*INSTRUCTIONS FOR THE TASK:* Reproduce every entry exactly, without alteration.

*SUPPLIED RECORDS:*
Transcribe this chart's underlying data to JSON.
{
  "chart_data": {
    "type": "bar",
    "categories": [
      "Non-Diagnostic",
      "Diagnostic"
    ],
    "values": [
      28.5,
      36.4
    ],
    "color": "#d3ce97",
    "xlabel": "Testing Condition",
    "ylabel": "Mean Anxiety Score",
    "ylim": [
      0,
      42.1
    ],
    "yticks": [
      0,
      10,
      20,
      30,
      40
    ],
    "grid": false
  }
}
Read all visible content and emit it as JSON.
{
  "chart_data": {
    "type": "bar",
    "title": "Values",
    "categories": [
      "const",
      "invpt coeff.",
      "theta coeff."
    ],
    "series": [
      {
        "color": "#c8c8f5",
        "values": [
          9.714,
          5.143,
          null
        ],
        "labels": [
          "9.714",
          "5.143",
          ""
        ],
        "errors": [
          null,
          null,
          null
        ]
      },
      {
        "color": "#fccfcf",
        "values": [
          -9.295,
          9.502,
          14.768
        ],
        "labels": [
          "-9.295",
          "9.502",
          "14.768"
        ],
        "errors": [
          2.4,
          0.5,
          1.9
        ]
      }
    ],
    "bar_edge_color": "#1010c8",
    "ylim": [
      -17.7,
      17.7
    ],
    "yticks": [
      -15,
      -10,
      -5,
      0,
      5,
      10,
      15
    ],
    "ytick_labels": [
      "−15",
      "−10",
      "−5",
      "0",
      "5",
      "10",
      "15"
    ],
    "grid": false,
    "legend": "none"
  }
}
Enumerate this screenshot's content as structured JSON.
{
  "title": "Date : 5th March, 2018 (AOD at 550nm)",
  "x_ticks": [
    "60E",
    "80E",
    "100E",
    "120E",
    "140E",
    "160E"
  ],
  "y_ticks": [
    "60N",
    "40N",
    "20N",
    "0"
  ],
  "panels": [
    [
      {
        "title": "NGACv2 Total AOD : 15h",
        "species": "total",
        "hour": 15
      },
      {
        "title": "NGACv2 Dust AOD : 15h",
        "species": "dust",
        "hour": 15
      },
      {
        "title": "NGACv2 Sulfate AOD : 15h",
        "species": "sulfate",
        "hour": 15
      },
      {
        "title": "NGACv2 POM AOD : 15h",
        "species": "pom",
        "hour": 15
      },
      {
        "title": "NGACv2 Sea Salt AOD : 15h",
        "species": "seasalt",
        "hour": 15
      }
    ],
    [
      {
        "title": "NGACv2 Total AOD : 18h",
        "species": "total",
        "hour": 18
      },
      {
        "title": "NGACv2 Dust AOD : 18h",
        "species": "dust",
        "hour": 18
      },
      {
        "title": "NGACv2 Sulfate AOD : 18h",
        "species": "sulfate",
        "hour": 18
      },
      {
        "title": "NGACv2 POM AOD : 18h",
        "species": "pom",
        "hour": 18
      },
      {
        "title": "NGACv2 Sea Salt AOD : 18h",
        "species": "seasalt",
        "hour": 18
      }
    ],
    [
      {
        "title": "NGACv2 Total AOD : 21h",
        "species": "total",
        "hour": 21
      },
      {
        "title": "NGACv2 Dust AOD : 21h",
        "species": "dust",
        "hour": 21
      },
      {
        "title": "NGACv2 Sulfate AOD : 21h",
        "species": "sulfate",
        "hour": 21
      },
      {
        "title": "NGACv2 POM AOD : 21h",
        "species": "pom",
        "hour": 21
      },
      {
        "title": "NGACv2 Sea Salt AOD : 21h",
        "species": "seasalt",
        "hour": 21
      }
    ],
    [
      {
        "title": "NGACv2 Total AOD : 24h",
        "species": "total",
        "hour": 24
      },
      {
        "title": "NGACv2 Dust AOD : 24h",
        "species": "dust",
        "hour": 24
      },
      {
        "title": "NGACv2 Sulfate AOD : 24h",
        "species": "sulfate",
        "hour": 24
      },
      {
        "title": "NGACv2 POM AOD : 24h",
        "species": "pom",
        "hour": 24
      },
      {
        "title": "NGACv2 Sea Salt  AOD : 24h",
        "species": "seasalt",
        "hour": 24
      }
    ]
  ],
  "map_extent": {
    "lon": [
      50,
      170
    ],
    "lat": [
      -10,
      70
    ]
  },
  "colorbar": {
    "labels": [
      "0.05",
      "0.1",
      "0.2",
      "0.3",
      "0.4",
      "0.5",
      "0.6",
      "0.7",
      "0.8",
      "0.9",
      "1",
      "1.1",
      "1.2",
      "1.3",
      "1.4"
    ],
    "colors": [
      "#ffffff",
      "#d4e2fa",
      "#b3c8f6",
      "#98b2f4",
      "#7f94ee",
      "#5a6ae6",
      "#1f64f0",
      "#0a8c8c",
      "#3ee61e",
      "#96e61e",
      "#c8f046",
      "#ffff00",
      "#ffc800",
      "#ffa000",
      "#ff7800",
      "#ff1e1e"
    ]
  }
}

*TASK ANSWER:*
Transcribe this chart's underlying data to JSON.
{
  "chart_data": {
    "type": "bar",
    "categories": [
      "Non-Diagnostic",
      "Diagnostic"
    ],
    "values": [
      28.5,
      36.4
    ],
    "color": "#d3ce97",
    "xlabel": "Testing Condition",
    "ylabel": "Mean Anxiety Score",
    "ylim": [
      0,
      42.1
    ],
    "yticks": [
      0,
      10,
      20,
      30,
      40
    ],
    "grid": false
  }
}
Read all visible content and emit it as JSON.
{
  "chart_data": {
    "type": "bar",
    "title": "Values",
    "categories": [
      "const",
      "invpt coeff.",
      "theta coeff."
    ],
    "series": [
      {
        "color": "#c8c8f5",
        "values": [
          9.714,
          5.143,
          null
        ],
        "labels": [
          "9.714",
          "5.143",
          ""
        ],
        "errors": [
          null,
          null,
          null
        ]
      },
      {
        "color": "#fccfcf",
        "values": [
          -9.295,
          9.502,
          14.768
        ],
        "labels": [
          "-9.295",
          "9.502",
          "14.768"
        ],
        "errors": [
          2.4,
          0.5,
          1.9
        ]
      }
    ],
    "bar_edge_color": "#1010c8",
    "ylim": [
      -17.7,
      17.7
    ],
    "yticks": [
      -15,
      -10,
      -5,
      0,
      5,
      10,
      15
    ],
    "ytick_labels": [
      "−15",
      "−10",
      "−5",
      "0",
      "5",
      "10",
      "15"
    ],
    "grid": false,
    "legend": "none"
  }
}
Enumerate this screenshot's content as structured JSON.
{
  "title": "Date : 5th March, 2018 (AOD at 550nm)",
  "x_ticks": [
    "60E",
    "80E",
    "100E",
    "120E",
    "140E",
    "160E"
  ],
  "y_ticks": [
    "60N",
    "40N",
    "20N",
    "0"
  ],
  "panels": [
    [
      {
        "title": "NGACv2 Total AOD : 15h",
        "species": "total",
        "hour": 15
      },
      {
        "title": "NGACv2 Dust AOD : 15h",
        "species": "dust",
        "hour": 15
      },
      {
        "title": "NGACv2 Sulfate AOD : 15h",
        "species": "sulfate",
        "hour": 15
      },
      {
        "title": "NGACv2 POM AOD : 15h",
        "species": "pom",
        "hour": 15
      },
      {
        "title": "NGACv2 Sea Salt AOD : 15h",
        "species": "seasalt",
        "hour": 15
      }
    ],
    [
      {
        "title": "NGACv2 Total AOD : 18h",
        "species": "total",
        "hour": 18
      },
      {
        "title": "NGACv2 Dust AOD : 18h",
        "species": "dust",
        "hour": 18
      },
      {
        "title": "NGACv2 Sulfate AOD : 18h",
        "species": "sulfate",
        "hour": 18
      },
      {
        "title": "NGACv2 POM AOD : 18h",
        "species": "pom",
        "hour": 18
      },
      {
        "title": "NGACv2 Sea Salt AOD : 18h",
        "species": "seasalt",
        "hour": 18
      }
    ],
    [
      {
        "title": "NGACv2 Total AOD : 21h",
        "species": "total",
        "hour": 21
      },
      {
        "title": "NGACv2 Dust AOD : 21h",
        "species": "dust",
        "hour": 21
      },
      {
        "title": "NGACv2 Sulfate AOD : 21h",
        "species": "sulfate",
        "hour": 21
      },
      {
        "title": "NGACv2 POM AOD : 21h",
        "species": "pom",
        "hour": 21
      },
      {
        "title": "NGACv2 Sea Salt AOD : 21h",
        "species": "seasalt",
        "hour": 21
      }
    ],
    [
      {
        "title": "NGACv2 Total AOD : 24h",
        "species": "total",
        "hour": 24
      },
      {
        "title": "NGACv2 Dust AOD : 24h",
        "species": "dust",
        "hour": 24
      },
      {
        "title": "NGACv2 Sulfate AOD : 24h",
        "species": "sulfate",
        "hour": 24
      },
      {
        "title": "NGACv2 POM AOD : 24h",
        "species": "pom",
        "hour": 24
      },
      {
        "title": "NGACv2 Sea Salt  AOD : 24h",
        "species": "seasalt",
        "hour": 24
      }
    ]
  ],
  "map_extent": {
    "lon": [
      50,
      170
    ],
    "lat": [
      -10,
      70
    ]
  },
  "colorbar": {
    "labels": [
      "0.05",
      "0.1",
      "0.2",
      "0.3",
      "0.4",
      "0.5",
      "0.6",
      "0.7",
      "0.8",
      "0.9",
      "1",
      "1.1",
      "1.2",
      "1.3",
      "1.4"
    ],
    "colors": [
      "#ffffff",
      "#d4e2fa",
      "#b3c8f6",
      "#98b2f4",
      "#7f94ee",
      "#5a6ae6",
      "#1f64f0",
      "#0a8c8c",
      "#3ee61e",
      "#96e61e",
      "#c8f046",
      "#ffff00",
      "#ffc800",
      "#ffa000",
      "#ff7800",
      "#ff1e1e"
    ]
  }
}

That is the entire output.